**Using the information**
1. Please list the chores given in parentheses in the caregiving post as things the husband could still do in the early years.
2. Rewrite the caregiving post starting at "In the early" and ending at "clinical drug trials.", swapping "walkers" for "companions".

First, I would like to say welcome to all those who have joined recently joined TP..
@HopeAndStrength, @Lilstar
My hubby and I are many years into his diagnosis...17 to be exact. My hubby was 49 and is now 66. ON the outisde he is still a handsome man, well turned out, manicured and smart looking guy and looks so fit. But only a brief moment of closer inspection, then outsiders realize there is very little left of this man mentally.
Since the diagnosis, all four kids have graduated from university , 2 weddings, and 7 grandchildren.Our youngest child was 11 at diagnosis.
The first years, I was so angry about everything, particularly the change in lifestyle and irrationally felt abandoned by him. Life is definitely different from what my expectations were before this disease. But those feelings and issues passed and we just kept living one day at a time.
In the early years, he could still drive and bless him function at a process level (washing up, folding laundry, doing a little gardening) , eating on his own, helping around our home. We made sure he had plenty of exercise and when he started getting lost, I hired walkers to go with him when I could not. (12 to 15 hours each week of strenuous exercise). The trials he uses are less and less challenging but he is still walking. We used Aricept in the the early years, and he participated in two Novartis clinical drug trials.
But the disease is progresses and it will have its way ....but there has been plenty of joy along the way.
I am grateful to the advice I have received early on about finding and getting helpers to assist and relieve me with his care. People to help with the walking have changed into people who can help with the physical caring and provide me with relief so that I have been able to continue to have a life outside my relationship with him. Luckily , he was accustomed to the idea of staff so never rejected individuals who have been vital to him staying at home with me. I could not do everything without all the help I receive.
I am blessed in that his family of origin have been loving and as supportive as they can be from the UK. And to our two children who live near by who are also caring and supportive. It is more difficult for the two kids abroad but they do their best to stay in contact.

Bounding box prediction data
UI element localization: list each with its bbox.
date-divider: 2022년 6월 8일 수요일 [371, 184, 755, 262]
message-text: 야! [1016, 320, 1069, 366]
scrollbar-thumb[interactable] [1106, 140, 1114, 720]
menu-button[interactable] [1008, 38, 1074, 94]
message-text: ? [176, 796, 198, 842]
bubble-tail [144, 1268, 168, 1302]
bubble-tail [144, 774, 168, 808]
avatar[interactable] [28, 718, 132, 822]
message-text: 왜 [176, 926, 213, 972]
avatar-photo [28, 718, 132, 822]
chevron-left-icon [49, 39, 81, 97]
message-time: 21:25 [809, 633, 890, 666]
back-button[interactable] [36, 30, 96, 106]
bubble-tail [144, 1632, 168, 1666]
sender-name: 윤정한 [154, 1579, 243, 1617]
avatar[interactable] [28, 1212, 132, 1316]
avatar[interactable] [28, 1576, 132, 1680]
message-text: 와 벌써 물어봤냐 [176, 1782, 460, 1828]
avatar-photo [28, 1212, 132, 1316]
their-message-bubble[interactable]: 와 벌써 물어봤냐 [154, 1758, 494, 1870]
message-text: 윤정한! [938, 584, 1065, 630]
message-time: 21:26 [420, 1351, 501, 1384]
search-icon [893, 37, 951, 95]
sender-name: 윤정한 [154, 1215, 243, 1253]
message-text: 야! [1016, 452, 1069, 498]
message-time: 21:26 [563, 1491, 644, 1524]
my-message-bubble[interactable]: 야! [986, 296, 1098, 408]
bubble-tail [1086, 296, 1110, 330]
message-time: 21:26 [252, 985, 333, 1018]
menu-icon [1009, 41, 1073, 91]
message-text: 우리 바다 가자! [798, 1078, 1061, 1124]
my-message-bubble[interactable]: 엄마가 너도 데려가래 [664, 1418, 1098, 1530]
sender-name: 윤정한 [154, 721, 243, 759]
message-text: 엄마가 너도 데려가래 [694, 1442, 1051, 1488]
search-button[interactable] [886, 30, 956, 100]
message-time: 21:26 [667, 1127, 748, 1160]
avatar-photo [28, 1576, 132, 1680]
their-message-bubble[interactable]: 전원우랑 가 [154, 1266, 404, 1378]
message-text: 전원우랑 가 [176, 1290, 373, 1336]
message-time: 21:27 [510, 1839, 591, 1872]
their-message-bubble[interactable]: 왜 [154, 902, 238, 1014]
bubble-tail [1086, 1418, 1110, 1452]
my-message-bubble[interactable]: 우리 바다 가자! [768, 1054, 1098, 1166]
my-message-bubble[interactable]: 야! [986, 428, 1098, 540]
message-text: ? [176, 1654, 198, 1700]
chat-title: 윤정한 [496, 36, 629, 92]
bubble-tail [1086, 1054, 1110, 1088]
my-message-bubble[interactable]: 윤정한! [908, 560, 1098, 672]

**Solutions to each task**
1.
washing up
folding laundry
doing a little gardening

2.
In the early years, he could still drive and bless him function at a process level (washing up, folding laundry, doing a little gardening) , eating on his own, helping around our home. We made sure he had plenty of exercise and when he started getting lost, I hired companions to go with him when I could not. (12 to 15 hours each week of strenuous exercise). The trials he uses are less and less challenging but he is still walking. We used Aricept in the the early years, and he participated in two Novartis clinical drug trials.